* Objective
Please say how many lines of the listing hold "label", with no other words in the answer.

* Dataset excerpts
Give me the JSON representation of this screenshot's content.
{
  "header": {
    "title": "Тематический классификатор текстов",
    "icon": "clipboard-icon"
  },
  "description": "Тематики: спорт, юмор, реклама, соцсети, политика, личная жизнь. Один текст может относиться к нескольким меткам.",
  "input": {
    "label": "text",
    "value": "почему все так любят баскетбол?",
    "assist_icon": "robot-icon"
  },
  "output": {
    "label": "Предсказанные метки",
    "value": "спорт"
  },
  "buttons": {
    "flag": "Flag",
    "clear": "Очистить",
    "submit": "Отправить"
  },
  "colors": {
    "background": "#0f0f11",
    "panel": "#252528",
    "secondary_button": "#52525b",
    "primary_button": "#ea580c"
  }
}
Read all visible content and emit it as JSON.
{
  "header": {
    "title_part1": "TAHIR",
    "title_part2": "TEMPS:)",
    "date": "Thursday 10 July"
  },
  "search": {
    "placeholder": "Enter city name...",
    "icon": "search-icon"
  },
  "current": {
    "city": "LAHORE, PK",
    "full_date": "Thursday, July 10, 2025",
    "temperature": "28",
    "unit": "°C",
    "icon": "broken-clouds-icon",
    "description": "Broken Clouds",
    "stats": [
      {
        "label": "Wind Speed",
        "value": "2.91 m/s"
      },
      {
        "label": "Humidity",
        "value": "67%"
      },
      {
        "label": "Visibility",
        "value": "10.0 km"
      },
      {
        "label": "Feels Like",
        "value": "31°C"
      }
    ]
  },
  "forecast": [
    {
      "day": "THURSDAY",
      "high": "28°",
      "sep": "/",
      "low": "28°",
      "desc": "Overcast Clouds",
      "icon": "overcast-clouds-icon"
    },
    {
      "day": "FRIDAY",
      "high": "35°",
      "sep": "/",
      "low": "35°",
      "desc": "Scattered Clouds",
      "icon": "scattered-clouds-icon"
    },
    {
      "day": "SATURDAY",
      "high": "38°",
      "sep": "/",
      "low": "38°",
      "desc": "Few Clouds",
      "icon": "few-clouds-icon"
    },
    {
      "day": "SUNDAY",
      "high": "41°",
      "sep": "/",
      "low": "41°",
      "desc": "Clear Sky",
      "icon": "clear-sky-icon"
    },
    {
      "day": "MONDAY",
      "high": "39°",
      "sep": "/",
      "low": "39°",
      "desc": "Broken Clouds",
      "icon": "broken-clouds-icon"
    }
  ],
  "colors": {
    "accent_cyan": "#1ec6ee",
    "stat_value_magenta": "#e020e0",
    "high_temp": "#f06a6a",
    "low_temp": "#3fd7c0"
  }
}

* Response below
6